### Отрывок текста
* * *

Говорят, что творческая судьба зависит в основном от способностей, усердия и доли удачи. На протяжении 15 лет литературной работы я сумел проявить кое-какие литературные способности и не считаю нужным об этом распространяться; я был достаточно усерден и времени зря не терял; небольшие удачи мне сопутствовали. Но, видимо, есть еще некая сила помимо нас самих, от которой зависят наша работа, успех и материальное благосостояние.
Вот несколько моментов, странно определяющих мое положение.
1. В течение более десяти лет я отношусь к лицам, вход которым на телевидение и радио запрещен. Почему?
2. В восьми зарубежных странах вышли долгоиграющие пластинки с моими злополучными песнями-стихами, а на родине – ни одной, если не считать трех песен в «Кругозоре», да и то стыдливо переписанных с парижской пластинки!.. Все песни, появившиеся за рубежом, взяты из моих книг, все они давно прошли Лит, звучали в кинофильмах, в спектаклях. Я уверен, что из более чем ста песен можно было бы отобрать двадцать-тридцать лучших для издания у нас на диске ну хотя бы, чтоб не было разговоров о моей подпольной поэтической работе!
3. Я написал роман о декабристах. Он опубликован в журнале «Дружба народов». Я написал в «Литературную газету» маленькую заметку в ответ на статью критика, который был слишком раздражен, слишком плохо знал историю, мне ответили, что газета не считает нужным вести разговор о моем романе. Почему меня лишили права голоса, я не могу понять.
Один из ведущих режиссеров нашего театра попытался инсценировать роман для телевидения. Ему посоветовали об Окуджаве и не заикаться.

* * *

### Задания
(a) Ответьте на вопросы по отрывку о творческой судьбе:
(i) Сколько лет литературной работы упомянуто в отрывке?
(ii) В скольких зарубежных странах вышли долгоиграющие пластинки с песнями-стихами?
(iii) В каком журнале опубликован роман о декабристах?
(b) Переведите на английский язык предложение из отрывка о творческой судьбе: «Вот несколько моментов, странно определяющих мое положение.»
(c) Напишите продолжение отрывка о творческой судьбе, начиная с места, где он заканчивается.

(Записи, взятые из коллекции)
* * *

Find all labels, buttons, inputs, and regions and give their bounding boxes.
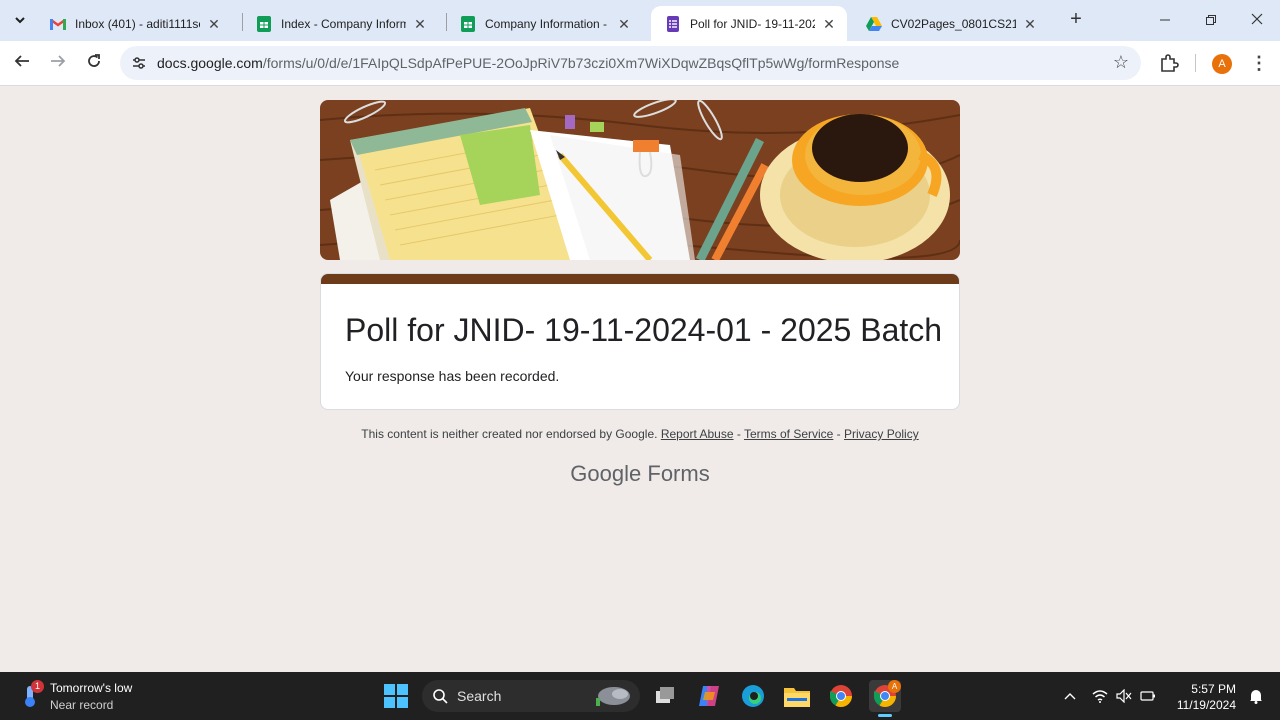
wifi-icon — [1092, 690, 1108, 703]
show-hidden-icons-button[interactable] — [1054, 680, 1086, 712]
minimize-icon — [1160, 19, 1170, 21]
forward-button[interactable] — [46, 51, 70, 75]
restore-icon — [1206, 15, 1216, 25]
forms-icon — [665, 15, 681, 32]
tab-poll-form[interactable]: Poll for JNID- 19-11-2024 ✕ — [651, 6, 847, 41]
start-button[interactable] — [380, 680, 412, 712]
theme-color-bar — [321, 274, 959, 284]
drive-icon — [866, 16, 882, 32]
windows-logo-icon — [384, 684, 408, 708]
chrome-profile-button[interactable]: A — [869, 680, 901, 712]
search-highlight-icon — [596, 687, 630, 706]
close-icon[interactable]: ✕ — [821, 16, 837, 32]
close-icon[interactable]: ✕ — [1022, 16, 1038, 32]
windows-taskbar: 1 Tomorrow's low Near record A — [0, 672, 1280, 720]
back-arrow-icon — [14, 55, 29, 67]
reload-icon — [88, 54, 100, 67]
search-icon — [433, 689, 448, 704]
task-view-button[interactable] — [649, 680, 681, 712]
browser-toolbar: docs.google.com/forms/u/0/d/e/1FAIpQLSdp… — [0, 41, 1280, 86]
confirmation-message: Your response has been recorded. — [345, 368, 560, 384]
footer-separator: - — [733, 427, 744, 441]
folder-icon — [784, 688, 810, 707]
clock-time: 5:57 PM — [1191, 682, 1236, 696]
taskbar-search-box[interactable]: Search — [422, 680, 640, 712]
reload-button[interactable] — [82, 51, 106, 75]
tab-index-sheet[interactable]: Index - Company Informa ✕ — [242, 6, 438, 41]
tab-search-button[interactable] — [8, 8, 32, 32]
task-view-icon — [656, 687, 674, 703]
close-icon[interactable]: ✕ — [412, 16, 428, 32]
bookmark-star-icon[interactable]: ☆ — [1113, 52, 1129, 73]
tab-title: CV02Pages_0801CS2110 — [891, 16, 1016, 31]
forward-arrow-icon — [51, 55, 66, 67]
back-button[interactable] — [10, 51, 34, 75]
weather-title: Tomorrow's low — [50, 681, 133, 695]
close-icon[interactable]: ✕ — [206, 16, 222, 32]
disclaimer-text: This content is neither created nor endo… — [361, 427, 658, 441]
weather-alert-badge: 1 — [31, 680, 44, 693]
gmail-icon — [50, 16, 66, 32]
form-footer: This content is neither created nor endo… — [320, 427, 960, 441]
clock[interactable]: 5:57 PM 11/19/2024 — [1177, 681, 1236, 713]
edge-button[interactable] — [737, 680, 769, 712]
terms-of-service-link[interactable]: Terms of Service — [744, 427, 833, 441]
search-label: Search — [457, 688, 502, 704]
close-icon — [1251, 13, 1263, 25]
tab-title: Index - Company Informa — [281, 16, 406, 31]
confirmation-card: Poll for JNID- 19-11-2024-01 - 2025 Batc… — [320, 273, 960, 410]
system-tray-quick-settings[interactable] — [1088, 680, 1160, 712]
weather-subtitle: Near record — [50, 698, 114, 712]
tab-title: Inbox (401) - aditi1111sci — [75, 16, 200, 31]
address-bar[interactable]: docs.google.com/forms/u/0/d/e/1FAIpQLSdp… — [120, 46, 1141, 80]
more-options-icon[interactable]: ⋮ — [1250, 52, 1268, 74]
close-window-button[interactable] — [1245, 8, 1269, 32]
speaker-muted-icon — [1116, 689, 1132, 703]
sheets-icon — [460, 15, 476, 32]
toolbar-divider — [1195, 54, 1196, 72]
site-info-icon[interactable] — [128, 52, 150, 74]
bell-icon — [1250, 690, 1262, 704]
new-tab-button[interactable]: + — [1064, 8, 1088, 32]
battery-icon — [1140, 691, 1155, 701]
privacy-policy-link[interactable]: Privacy Policy — [844, 427, 919, 441]
url-path: /forms/u/0/d/e/1FAIpQLSdpAfPePUE-2OoJpRi… — [262, 55, 900, 71]
weather-widget[interactable]: 1 Tomorrow's low Near record — [18, 680, 168, 712]
edge-icon — [742, 685, 764, 707]
file-explorer-button[interactable] — [781, 680, 813, 712]
notifications-button[interactable] — [1240, 680, 1272, 712]
tab-company-sheet[interactable]: Company Information - 2 ✕ — [446, 6, 642, 41]
chevron-down-icon — [15, 17, 25, 24]
tab-title: Company Information - 2 — [485, 16, 610, 31]
footer-separator: - — [833, 427, 845, 441]
url-text[interactable]: docs.google.com/forms/u/0/d/e/1FAIpQLSdp… — [157, 55, 899, 71]
tab-cv-drive[interactable]: CV02Pages_0801CS2110 ✕ — [852, 6, 1048, 41]
profile-avatar[interactable]: A — [1212, 54, 1232, 74]
url-host: docs.google.com — [157, 55, 263, 71]
restore-button[interactable] — [1199, 8, 1223, 32]
google-forms-logo[interactable]: Google Forms — [320, 461, 960, 487]
copilot-button[interactable] — [693, 680, 725, 712]
close-icon[interactable]: ✕ — [616, 16, 632, 32]
clock-date: 11/19/2024 — [1176, 698, 1236, 712]
active-app-indicator — [878, 714, 892, 717]
tab-gmail[interactable]: Inbox (401) - aditi1111sci ✕ — [36, 6, 232, 41]
report-abuse-link[interactable]: Report Abuse — [661, 427, 734, 441]
tab-strip: Inbox (401) - aditi1111sci ✕ Index - Com… — [0, 0, 1280, 41]
brand-forms: Forms — [647, 461, 710, 486]
profile-badge: A — [888, 680, 901, 693]
brand-google: Google — [570, 461, 642, 486]
chrome-button[interactable] — [825, 680, 857, 712]
copilot-icon — [699, 686, 719, 706]
chrome-icon — [830, 685, 852, 707]
sheets-icon — [256, 15, 272, 32]
tab-title: Poll for JNID- 19-11-2024 — [690, 16, 815, 31]
form-title: Poll for JNID- 19-11-2024-01 - 2025 Batc… — [345, 312, 943, 348]
form-header-image — [320, 100, 960, 260]
minimize-button[interactable] — [1153, 8, 1177, 32]
chevron-up-icon — [1064, 693, 1076, 700]
extensions-icon[interactable] — [1158, 52, 1180, 74]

* * *

### Ответы к заданиям
(a)
(i) 15 лет.
(ii) В восьми.
(iii) В журнале «Дружба народов».

(b) Here are a few circumstances that strangely determine my position.

(c)
Прошел год. За рубежом роман вышел уже в семи странах, в самых порядочных издательствах, а из плана приложения к «Дружбе народов» почему-то вылетел: кто-то велел, кто-то распорядился. Старая история. И это в то время, когда многие и не лучшие прозаические произведения издаются стотысячными тиражами и переиздаются с легкостью.
4. Я, конечно, времени не терял и за этот год написал новый исторический роман. Но стоило мне предложить отрывок из него в «Литературную газету», как тотчас получил ответ: мы отрывков из исторических романов не публикуем. Почему? Что произошло?
5. Подал заявку в «Гослит» на издание книжки избранных стихов – ни звука в ответ.
6. В издательстве «Музыка» выкинули статью о моих песнях.
Литературные и издательские сложности испытывает в разной степени каждый литератор, такова жизнь. Но мне время от времени напоминают, что буржуазная пропаганда использует мое имя в своих грязных целях, на что я принужден отвечать риторическим вопросом: почему же моя родина не использует мое имя в своих целях? На этом изысканном уровне обычно и прерываются отношения моей организации со мною.
Я человек стойкий и закаленный, но самое ужасное заключается в том, что скоро мне нечем будет кормить мою многочисленную семью. Перспективы туманны.
Я понимаю, что я человек «неудобный», а порою и трудный, но несмотря на это прошу вас разобраться во всем и:
1. Если все это – лишь печальное недоразумение – принять меры и помочь мне.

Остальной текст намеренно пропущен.